• Aim of the task
Copy out the material below in full, but not its images.

• Provided data
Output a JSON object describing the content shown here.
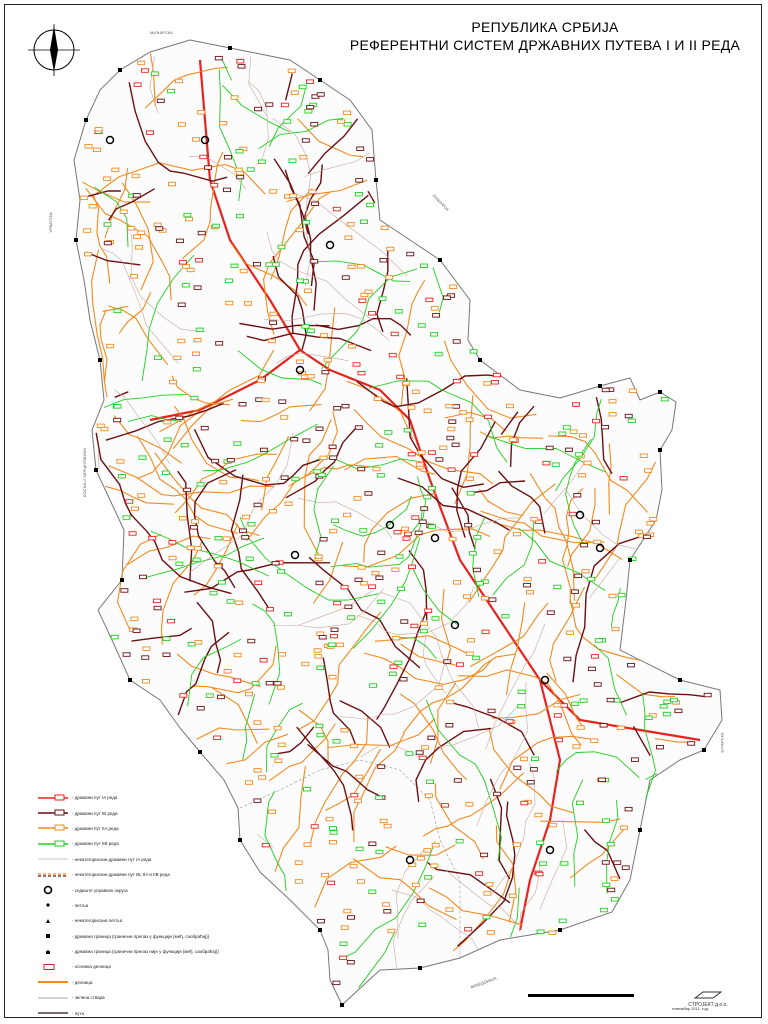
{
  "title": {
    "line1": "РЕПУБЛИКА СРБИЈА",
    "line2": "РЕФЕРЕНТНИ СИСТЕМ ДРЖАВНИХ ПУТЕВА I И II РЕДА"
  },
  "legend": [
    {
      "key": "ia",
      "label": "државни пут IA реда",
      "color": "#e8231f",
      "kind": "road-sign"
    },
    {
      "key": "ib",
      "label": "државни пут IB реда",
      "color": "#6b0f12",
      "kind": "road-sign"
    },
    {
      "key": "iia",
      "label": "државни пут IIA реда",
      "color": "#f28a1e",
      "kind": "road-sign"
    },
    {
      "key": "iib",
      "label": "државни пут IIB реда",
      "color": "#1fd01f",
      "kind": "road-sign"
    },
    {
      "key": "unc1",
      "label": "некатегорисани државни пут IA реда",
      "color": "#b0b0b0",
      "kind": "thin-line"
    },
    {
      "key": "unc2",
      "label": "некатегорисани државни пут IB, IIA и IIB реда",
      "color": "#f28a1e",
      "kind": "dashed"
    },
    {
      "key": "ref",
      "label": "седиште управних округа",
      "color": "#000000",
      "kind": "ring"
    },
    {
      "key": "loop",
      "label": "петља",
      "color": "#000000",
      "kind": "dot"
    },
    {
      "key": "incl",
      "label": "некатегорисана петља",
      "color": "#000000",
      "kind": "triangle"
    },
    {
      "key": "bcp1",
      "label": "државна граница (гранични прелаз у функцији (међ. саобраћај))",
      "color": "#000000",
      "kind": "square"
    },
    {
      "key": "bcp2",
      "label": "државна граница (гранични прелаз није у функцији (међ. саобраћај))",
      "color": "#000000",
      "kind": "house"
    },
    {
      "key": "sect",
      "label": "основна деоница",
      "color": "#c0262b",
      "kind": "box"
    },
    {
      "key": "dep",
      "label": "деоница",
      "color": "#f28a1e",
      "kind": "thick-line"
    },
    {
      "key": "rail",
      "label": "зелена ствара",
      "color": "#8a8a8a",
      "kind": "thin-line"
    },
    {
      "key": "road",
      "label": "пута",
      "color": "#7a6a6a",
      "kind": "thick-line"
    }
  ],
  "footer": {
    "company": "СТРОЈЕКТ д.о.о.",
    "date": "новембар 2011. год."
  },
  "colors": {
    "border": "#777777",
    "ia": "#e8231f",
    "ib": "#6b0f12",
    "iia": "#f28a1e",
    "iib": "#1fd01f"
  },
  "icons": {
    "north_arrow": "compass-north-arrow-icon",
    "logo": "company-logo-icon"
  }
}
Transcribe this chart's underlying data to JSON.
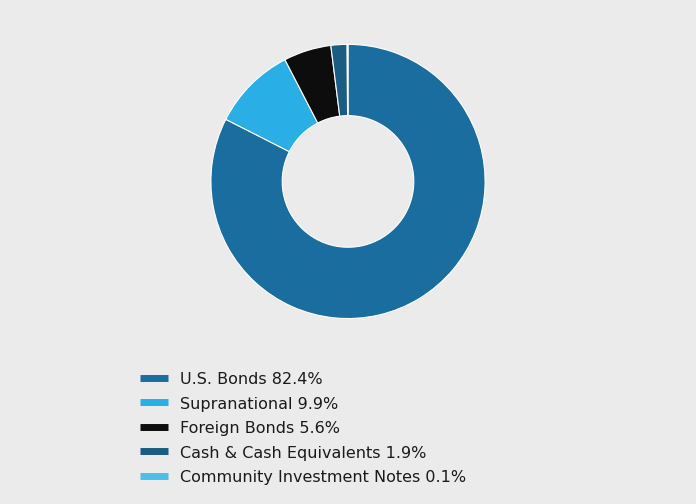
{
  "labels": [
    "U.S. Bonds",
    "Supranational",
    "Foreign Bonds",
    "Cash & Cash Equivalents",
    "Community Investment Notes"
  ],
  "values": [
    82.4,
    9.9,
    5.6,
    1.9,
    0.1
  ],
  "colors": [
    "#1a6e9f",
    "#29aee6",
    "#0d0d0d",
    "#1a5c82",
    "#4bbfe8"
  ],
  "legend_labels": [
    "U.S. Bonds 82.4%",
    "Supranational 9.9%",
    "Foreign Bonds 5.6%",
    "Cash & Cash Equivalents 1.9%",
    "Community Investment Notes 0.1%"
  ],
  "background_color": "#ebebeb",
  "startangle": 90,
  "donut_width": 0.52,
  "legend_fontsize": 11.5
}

• Written solution
Output a JSON object describing the content shown here.
{
  "title": {
    "line1": "РЕПУБЛИКА СРБИЈА",
    "line2": "РЕФЕРЕНТНИ СИСТЕМ ДРЖАВНИХ ПУТЕВА I И II РЕДА"
  },
  "legend": [
    {
      "key": "ia",
      "label": "државни пут IA реда",
      "color": "#e8231f",
      "kind": "road-sign"
    },
    {
      "key": "ib",
      "label": "државни пут IB реда",
      "color": "#6b0f12",
      "kind": "road-sign"
    },
    {
      "key": "iia",
      "label": "државни пут IIA реда",
      "color": "#f28a1e",
      "kind": "road-sign"
    },
    {
      "key": "iib",
      "label": "државни пут IIB реда",
      "color": "#1fd01f",
      "kind": "road-sign"
    },
    {
      "key": "unc1",
      "label": "некатегорисани државни пут IA реда",
      "color": "#b0b0b0",
      "kind": "thin-line"
    },
    {
      "key": "unc2",
      "label": "некатегорисани државни пут IB, IIA и IIB реда",
      "color": "#f28a1e",
      "kind": "dashed"
    },
    {
      "key": "ref",
      "label": "седиште управних округа",
      "color": "#000000",
      "kind": "ring"
    },
    {
      "key": "loop",
      "label": "петља",
      "color": "#000000",
      "kind": "dot"
    },
    {
      "key": "incl",
      "label": "некатегорисана петља",
      "color": "#000000",
      "kind": "triangle"
    },
    {
      "key": "bcp1",
      "label": "државна граница (гранични прелаз у функцији (међ. саобраћај))",
      "color": "#000000",
      "kind": "square"
    },
    {
      "key": "bcp2",
      "label": "државна граница (гранични прелаз није у функцији (међ. саобраћај))",
      "color": "#000000",
      "kind": "house"
    },
    {
      "key": "sect",
      "label": "основна деоница",
      "color": "#c0262b",
      "kind": "box"
    },
    {
      "key": "dep",
      "label": "деоница",
      "color": "#f28a1e",
      "kind": "thick-line"
    },
    {
      "key": "rail",
      "label": "зелена ствара",
      "color": "#8a8a8a",
      "kind": "thin-line"
    },
    {
      "key": "road",
      "label": "пута",
      "color": "#7a6a6a",
      "kind": "thick-line"
    }
  ],
  "footer": {
    "company": "СТРОЈЕКТ д.о.о.",
    "date": "новембар 2011. год."
  },
  "colors": {
    "border": "#777777",
    "ia": "#e8231f",
    "ib": "#6b0f12",
    "iia": "#f28a1e",
    "iib": "#1fd01f"
  },
  "icons": {
    "north_arrow": "compass-north-arrow-icon",
    "logo": "company-logo-icon"
  }
}
Transcribe this chart's underlying data to JSON.
{
  "labels": [
    "U.S. Bonds",
    "Supranational",
    "Foreign Bonds",
    "Cash & Cash Equivalents",
    "Community Investment Notes"
  ],
  "values": [
    82.4,
    9.9,
    5.6,
    1.9,
    0.1
  ],
  "colors": [
    "#1a6e9f",
    "#29aee6",
    "#0d0d0d",
    "#1a5c82",
    "#4bbfe8"
  ],
  "legend_labels": [
    "U.S. Bonds 82.4%",
    "Supranational 9.9%",
    "Foreign Bonds 5.6%",
    "Cash & Cash Equivalents 1.9%",
    "Community Investment Notes 0.1%"
  ],
  "background_color": "#ebebeb",
  "startangle": 90,
  "donut_width": 0.52,
  "legend_fontsize": 11.5
}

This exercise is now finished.